### WHAT IS EXPECTED
Reproduce the data that follows in its entirety, character for character.

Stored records

┏━━

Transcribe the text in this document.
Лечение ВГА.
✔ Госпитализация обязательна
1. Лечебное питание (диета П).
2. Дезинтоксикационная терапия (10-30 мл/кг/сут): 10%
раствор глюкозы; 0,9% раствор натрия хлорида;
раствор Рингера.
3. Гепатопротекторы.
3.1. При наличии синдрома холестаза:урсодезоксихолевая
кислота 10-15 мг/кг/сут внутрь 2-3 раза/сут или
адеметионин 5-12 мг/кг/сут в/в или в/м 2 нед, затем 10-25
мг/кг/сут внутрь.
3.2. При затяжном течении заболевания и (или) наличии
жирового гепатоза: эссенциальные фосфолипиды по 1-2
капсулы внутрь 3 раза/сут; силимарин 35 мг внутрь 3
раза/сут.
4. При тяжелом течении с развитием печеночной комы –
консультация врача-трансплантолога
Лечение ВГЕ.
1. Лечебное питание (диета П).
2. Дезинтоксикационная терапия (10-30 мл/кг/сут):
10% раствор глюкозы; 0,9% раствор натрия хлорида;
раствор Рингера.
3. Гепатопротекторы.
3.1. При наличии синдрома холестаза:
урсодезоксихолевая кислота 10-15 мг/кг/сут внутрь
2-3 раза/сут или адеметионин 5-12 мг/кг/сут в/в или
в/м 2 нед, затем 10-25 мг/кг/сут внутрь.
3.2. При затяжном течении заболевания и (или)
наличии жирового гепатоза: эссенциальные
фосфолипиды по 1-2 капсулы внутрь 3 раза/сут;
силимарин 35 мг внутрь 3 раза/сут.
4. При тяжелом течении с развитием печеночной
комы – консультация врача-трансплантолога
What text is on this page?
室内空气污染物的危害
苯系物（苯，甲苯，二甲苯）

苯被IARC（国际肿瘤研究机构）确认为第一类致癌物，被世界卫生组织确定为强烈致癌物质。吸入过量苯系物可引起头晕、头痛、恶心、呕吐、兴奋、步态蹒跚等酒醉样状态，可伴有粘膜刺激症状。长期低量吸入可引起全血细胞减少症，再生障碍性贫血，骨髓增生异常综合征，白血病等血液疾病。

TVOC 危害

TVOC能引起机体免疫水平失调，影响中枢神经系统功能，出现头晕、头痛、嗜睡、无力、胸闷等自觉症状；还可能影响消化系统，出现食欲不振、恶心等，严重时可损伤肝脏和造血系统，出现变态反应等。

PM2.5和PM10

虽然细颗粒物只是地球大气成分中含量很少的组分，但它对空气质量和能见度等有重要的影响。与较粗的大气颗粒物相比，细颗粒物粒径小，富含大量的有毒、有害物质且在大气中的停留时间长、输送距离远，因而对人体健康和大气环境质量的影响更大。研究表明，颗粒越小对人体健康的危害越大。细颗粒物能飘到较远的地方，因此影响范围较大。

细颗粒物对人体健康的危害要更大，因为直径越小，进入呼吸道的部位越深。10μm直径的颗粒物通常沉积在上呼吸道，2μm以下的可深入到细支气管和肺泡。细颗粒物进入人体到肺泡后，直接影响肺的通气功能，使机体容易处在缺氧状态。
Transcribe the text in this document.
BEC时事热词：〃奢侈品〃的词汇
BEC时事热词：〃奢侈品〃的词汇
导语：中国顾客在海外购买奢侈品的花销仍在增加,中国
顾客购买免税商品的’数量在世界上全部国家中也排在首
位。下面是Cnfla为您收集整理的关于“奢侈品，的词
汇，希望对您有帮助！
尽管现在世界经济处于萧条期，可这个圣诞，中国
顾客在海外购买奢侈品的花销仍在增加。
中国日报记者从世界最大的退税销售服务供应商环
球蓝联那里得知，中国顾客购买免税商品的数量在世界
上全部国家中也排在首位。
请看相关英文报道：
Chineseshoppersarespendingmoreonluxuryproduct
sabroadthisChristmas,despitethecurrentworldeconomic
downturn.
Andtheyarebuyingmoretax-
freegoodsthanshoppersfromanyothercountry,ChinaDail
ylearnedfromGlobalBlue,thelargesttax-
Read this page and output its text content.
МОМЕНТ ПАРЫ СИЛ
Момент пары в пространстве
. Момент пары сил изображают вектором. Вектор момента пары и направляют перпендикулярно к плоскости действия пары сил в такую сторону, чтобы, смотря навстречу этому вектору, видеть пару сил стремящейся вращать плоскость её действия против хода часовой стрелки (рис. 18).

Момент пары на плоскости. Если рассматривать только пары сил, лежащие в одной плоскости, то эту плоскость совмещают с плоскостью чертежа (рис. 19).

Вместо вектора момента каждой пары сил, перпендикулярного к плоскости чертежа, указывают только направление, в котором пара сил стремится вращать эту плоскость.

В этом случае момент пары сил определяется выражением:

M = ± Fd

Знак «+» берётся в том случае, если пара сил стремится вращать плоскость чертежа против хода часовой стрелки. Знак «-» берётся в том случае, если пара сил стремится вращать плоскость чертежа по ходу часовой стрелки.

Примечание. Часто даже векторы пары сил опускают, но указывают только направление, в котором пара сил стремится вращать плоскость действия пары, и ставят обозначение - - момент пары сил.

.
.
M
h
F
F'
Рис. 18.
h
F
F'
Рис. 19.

┗━━

### WRITTEN RESPONSE
Transcribe the text in this document.
Лечение ВГА.
✔ Госпитализация обязательна
1. Лечебное питание (диета П).
2. Дезинтоксикационная терапия (10-30 мл/кг/сут): 10%
раствор глюкозы; 0,9% раствор натрия хлорида;
раствор Рингера.
3. Гепатопротекторы.
3.1. При наличии синдрома холестаза:урсодезоксихолевая
кислота 10-15 мг/кг/сут внутрь 2-3 раза/сут или
адеметионин 5-12 мг/кг/сут в/в или в/м 2 нед, затем 10-25
мг/кг/сут внутрь.
3.2. При затяжном течении заболевания и (или) наличии
жирового гепатоза: эссенциальные фосфолипиды по 1-2
капсулы внутрь 3 раза/сут; силимарин 35 мг внутрь 3
раза/сут.
4. При тяжелом течении с развитием печеночной комы –
консультация врача-трансплантолога
Лечение ВГЕ.
1. Лечебное питание (диета П).
2. Дезинтоксикационная терапия (10-30 мл/кг/сут):
10% раствор глюкозы; 0,9% раствор натрия хлорида;
раствор Рингера.
3. Гепатопротекторы.
3.1. При наличии синдрома холестаза:
урсодезоксихолевая кислота 10-15 мг/кг/сут внутрь
2-3 раза/сут или адеметионин 5-12 мг/кг/сут в/в или
в/м 2 нед, затем 10-25 мг/кг/сут внутрь.
3.2. При затяжном течении заболевания и (или)
наличии жирового гепатоза: эссенциальные
фосфолипиды по 1-2 капсулы внутрь 3 раза/сут;
силимарин 35 мг внутрь 3 раза/сут.
4. При тяжелом течении с развитием печеночной
комы – консультация врача-трансплантолога
What text is on this page?
室内空气污染物的危害
苯系物（苯，甲苯，二甲苯）

苯被IARC（国际肿瘤研究机构）确认为第一类致癌物，被世界卫生组织确定为强烈致癌物质。吸入过量苯系物可引起头晕、头痛、恶心、呕吐、兴奋、步态蹒跚等酒醉样状态，可伴有粘膜刺激症状。长期低量吸入可引起全血细胞减少症，再生障碍性贫血，骨髓增生异常综合征，白血病等血液疾病。

TVOC 危害

TVOC能引起机体免疫水平失调，影响中枢神经系统功能，出现头晕、头痛、嗜睡、无力、胸闷等自觉症状；还可能影响消化系统，出现食欲不振、恶心等，严重时可损伤肝脏和造血系统，出现变态反应等。

PM2.5和PM10

虽然细颗粒物只是地球大气成分中含量很少的组分，但它对空气质量和能见度等有重要的影响。与较粗的大气颗粒物相比，细颗粒物粒径小，富含大量的有毒、有害物质且在大气中的停留时间长、输送距离远，因而对人体健康和大气环境质量的影响更大。研究表明，颗粒越小对人体健康的危害越大。细颗粒物能飘到较远的地方，因此影响范围较大。

细颗粒物对人体健康的危害要更大，因为直径越小，进入呼吸道的部位越深。10μm直径的颗粒物通常沉积在上呼吸道，2μm以下的可深入到细支气管和肺泡。细颗粒物进入人体到肺泡后，直接影响肺的通气功能，使机体容易处在缺氧状态。
Transcribe the text in this document.
BEC时事热词：〃奢侈品〃的词汇
BEC时事热词：〃奢侈品〃的词汇
导语：中国顾客在海外购买奢侈品的花销仍在增加,中国
顾客购买免税商品的’数量在世界上全部国家中也排在首
位。下面是Cnfla为您收集整理的关于“奢侈品，的词
汇，希望对您有帮助！
尽管现在世界经济处于萧条期，可这个圣诞，中国
顾客在海外购买奢侈品的花销仍在增加。
中国日报记者从世界最大的退税销售服务供应商环
球蓝联那里得知，中国顾客购买免税商品的数量在世界
上全部国家中也排在首位。
请看相关英文报道：
Chineseshoppersarespendingmoreonluxuryproduct
sabroadthisChristmas,despitethecurrentworldeconomic
downturn.
Andtheyarebuyingmoretax-
freegoodsthanshoppersfromanyothercountry,ChinaDail
ylearnedfromGlobalBlue,thelargesttax-
Read this page and output its text content.
МОМЕНТ ПАРЫ СИЛ
Момент пары в пространстве
. Момент пары сил изображают вектором. Вектор момента пары и направляют перпендикулярно к плоскости действия пары сил в такую сторону, чтобы, смотря навстречу этому вектору, видеть пару сил стремящейся вращать плоскость её действия против хода часовой стрелки (рис. 18).

Момент пары на плоскости. Если рассматривать только пары сил, лежащие в одной плоскости, то эту плоскость совмещают с плоскостью чертежа (рис. 19).

Вместо вектора момента каждой пары сил, перпендикулярного к плоскости чертежа, указывают только направление, в котором пара сил стремится вращать эту плоскость.

В этом случае момент пары сил определяется выражением:

M = ± Fd

Знак «+» берётся в том случае, если пара сил стремится вращать плоскость чертежа против хода часовой стрелки. Знак «-» берётся в том случае, если пара сил стремится вращать плоскость чертежа по ходу часовой стрелки.

Примечание. Часто даже векторы пары сил опускают, но указывают только направление, в котором пара сил стремится вращать плоскость действия пары, и ставят обозначение - - момент пары сил.

.
.
M
h
F
F'
Рис. 18.
h
F
F'
Рис. 19.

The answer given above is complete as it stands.